(Stated problem)
Print every line of the listing exactly, please.

(Data for the task)
▼▼▼

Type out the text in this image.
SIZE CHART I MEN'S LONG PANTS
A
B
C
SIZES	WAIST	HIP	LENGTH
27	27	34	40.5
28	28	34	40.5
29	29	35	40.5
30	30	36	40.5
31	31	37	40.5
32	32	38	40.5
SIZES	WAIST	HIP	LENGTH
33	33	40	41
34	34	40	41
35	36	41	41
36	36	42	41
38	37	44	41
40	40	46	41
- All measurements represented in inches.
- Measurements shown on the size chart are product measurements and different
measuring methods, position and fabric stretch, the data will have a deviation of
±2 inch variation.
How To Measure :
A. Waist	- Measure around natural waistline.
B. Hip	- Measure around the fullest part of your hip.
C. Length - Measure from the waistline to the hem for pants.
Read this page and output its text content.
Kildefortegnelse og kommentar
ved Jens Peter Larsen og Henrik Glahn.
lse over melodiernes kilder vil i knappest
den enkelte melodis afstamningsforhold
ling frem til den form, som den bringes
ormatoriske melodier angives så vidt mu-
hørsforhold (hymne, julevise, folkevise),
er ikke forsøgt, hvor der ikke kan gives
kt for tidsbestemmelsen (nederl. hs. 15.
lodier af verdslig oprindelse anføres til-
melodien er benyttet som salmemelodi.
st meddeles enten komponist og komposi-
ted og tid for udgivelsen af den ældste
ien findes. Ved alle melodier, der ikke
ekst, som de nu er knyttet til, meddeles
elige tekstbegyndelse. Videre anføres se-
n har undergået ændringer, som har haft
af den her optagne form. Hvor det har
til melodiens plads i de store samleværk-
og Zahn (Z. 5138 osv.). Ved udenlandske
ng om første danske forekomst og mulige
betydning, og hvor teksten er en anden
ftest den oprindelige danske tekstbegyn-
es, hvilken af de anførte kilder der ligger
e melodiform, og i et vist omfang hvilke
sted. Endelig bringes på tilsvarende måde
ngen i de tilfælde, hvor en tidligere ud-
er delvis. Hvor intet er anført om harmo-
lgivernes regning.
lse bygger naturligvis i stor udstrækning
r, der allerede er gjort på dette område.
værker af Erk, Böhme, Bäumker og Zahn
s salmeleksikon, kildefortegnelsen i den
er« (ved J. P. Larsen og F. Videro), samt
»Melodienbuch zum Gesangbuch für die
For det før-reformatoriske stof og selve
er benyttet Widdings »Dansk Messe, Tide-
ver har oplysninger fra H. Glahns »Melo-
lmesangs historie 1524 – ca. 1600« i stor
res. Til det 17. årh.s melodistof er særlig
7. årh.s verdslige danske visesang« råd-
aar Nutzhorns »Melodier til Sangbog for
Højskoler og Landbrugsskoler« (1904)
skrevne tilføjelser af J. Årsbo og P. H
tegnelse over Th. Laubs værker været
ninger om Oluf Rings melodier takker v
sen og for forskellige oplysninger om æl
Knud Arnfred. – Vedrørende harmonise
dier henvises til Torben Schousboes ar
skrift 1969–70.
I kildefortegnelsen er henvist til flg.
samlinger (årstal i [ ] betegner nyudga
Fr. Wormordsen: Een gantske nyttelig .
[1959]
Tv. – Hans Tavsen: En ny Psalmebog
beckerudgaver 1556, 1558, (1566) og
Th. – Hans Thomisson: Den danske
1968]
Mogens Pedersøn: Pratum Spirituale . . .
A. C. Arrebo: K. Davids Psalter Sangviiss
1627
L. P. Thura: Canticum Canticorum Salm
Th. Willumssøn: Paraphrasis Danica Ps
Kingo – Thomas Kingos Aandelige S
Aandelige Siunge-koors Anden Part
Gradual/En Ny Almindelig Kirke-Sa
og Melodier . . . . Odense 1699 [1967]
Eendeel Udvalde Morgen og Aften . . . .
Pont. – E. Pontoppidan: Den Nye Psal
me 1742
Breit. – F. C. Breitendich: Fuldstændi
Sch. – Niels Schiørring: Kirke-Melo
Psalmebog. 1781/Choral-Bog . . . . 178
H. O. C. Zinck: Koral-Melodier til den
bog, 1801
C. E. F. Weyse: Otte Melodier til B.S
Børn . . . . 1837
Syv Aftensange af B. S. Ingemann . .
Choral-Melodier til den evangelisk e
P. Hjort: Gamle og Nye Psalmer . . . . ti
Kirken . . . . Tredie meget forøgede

▲▲▲

(The response)
Type out the text in this image.
SIZE CHART I MEN'S LONG PANTS
A
B
C
SIZES	WAIST	HIP	LENGTH
27	27	34	40.5
28	28	34	40.5
29	29	35	40.5
30	30	36	40.5
31	31	37	40.5
32	32	38	40.5
SIZES	WAIST	HIP	LENGTH
33	33	40	41
34	34	40	41
35	36	41	41
36	36	42	41
38	37	44	41
40	40	46	41
- All measurements represented in inches.
- Measurements shown on the size chart are product measurements and different
measuring methods, position and fabric stretch, the data will have a deviation of
±2 inch variation.
How To Measure :
A. Waist	- Measure around natural waistline.
B. Hip	- Measure around the fullest part of your hip.
C. Length - Measure from the waistline to the hem for pants.
Read this page and output its text content.
Kildefortegnelse og kommentar
ved Jens Peter Larsen og Henrik Glahn.
lse over melodiernes kilder vil i knappest
den enkelte melodis afstamningsforhold
ling frem til den form, som den bringes
ormatoriske melodier angives så vidt mu-
hørsforhold (hymne, julevise, folkevise),
er ikke forsøgt, hvor der ikke kan gives
kt for tidsbestemmelsen (nederl. hs. 15.
lodier af verdslig oprindelse anføres til-
melodien er benyttet som salmemelodi.
st meddeles enten komponist og komposi-
ted og tid for udgivelsen af den ældste
ien findes. Ved alle melodier, der ikke
ekst, som de nu er knyttet til, meddeles
elige tekstbegyndelse. Videre anføres se-
n har undergået ændringer, som har haft
af den her optagne form. Hvor det har
til melodiens plads i de store samleværk-
og Zahn (Z. 5138 osv.). Ved udenlandske
ng om første danske forekomst og mulige
betydning, og hvor teksten er en anden
ftest den oprindelige danske tekstbegyn-
es, hvilken af de anførte kilder der ligger
e melodiform, og i et vist omfang hvilke
sted. Endelig bringes på tilsvarende måde
ngen i de tilfælde, hvor en tidligere ud-
er delvis. Hvor intet er anført om harmo-
lgivernes regning.
lse bygger naturligvis i stor udstrækning
r, der allerede er gjort på dette område.
værker af Erk, Böhme, Bäumker og Zahn
s salmeleksikon, kildefortegnelsen i den
er« (ved J. P. Larsen og F. Videro), samt
»Melodienbuch zum Gesangbuch für die
For det før-reformatoriske stof og selve
er benyttet Widdings »Dansk Messe, Tide-
ver har oplysninger fra H. Glahns »Melo-
lmesangs historie 1524 – ca. 1600« i stor
res. Til det 17. årh.s melodistof er særlig
7. årh.s verdslige danske visesang« råd-
aar Nutzhorns »Melodier til Sangbog for
Højskoler og Landbrugsskoler« (1904)
skrevne tilføjelser af J. Årsbo og P. H
tegnelse over Th. Laubs værker været
ninger om Oluf Rings melodier takker v
sen og for forskellige oplysninger om æl
Knud Arnfred. – Vedrørende harmonise
dier henvises til Torben Schousboes ar
skrift 1969–70.
I kildefortegnelsen er henvist til flg.
samlinger (årstal i [ ] betegner nyudga
Fr. Wormordsen: Een gantske nyttelig .
[1959]
Tv. – Hans Tavsen: En ny Psalmebog
beckerudgaver 1556, 1558, (1566) og
Th. – Hans Thomisson: Den danske
1968]
Mogens Pedersøn: Pratum Spirituale . . .
A. C. Arrebo: K. Davids Psalter Sangviiss
1627
L. P. Thura: Canticum Canticorum Salm
Th. Willumssøn: Paraphrasis Danica Ps
Kingo – Thomas Kingos Aandelige S
Aandelige Siunge-koors Anden Part
Gradual/En Ny Almindelig Kirke-Sa
og Melodier . . . . Odense 1699 [1967]
Eendeel Udvalde Morgen og Aften . . . .
Pont. – E. Pontoppidan: Den Nye Psal
me 1742
Breit. – F. C. Breitendich: Fuldstændi
Sch. – Niels Schiørring: Kirke-Melo
Psalmebog. 1781/Choral-Bog . . . . 178
H. O. C. Zinck: Koral-Melodier til den
bog, 1801
C. E. F. Weyse: Otte Melodier til B.S
Børn . . . . 1837
Syv Aftensange af B. S. Ingemann . .
Choral-Melodier til den evangelisk e
P. Hjort: Gamle og Nye Psalmer . . . . ti
Kirken . . . . Tredie meget forøgede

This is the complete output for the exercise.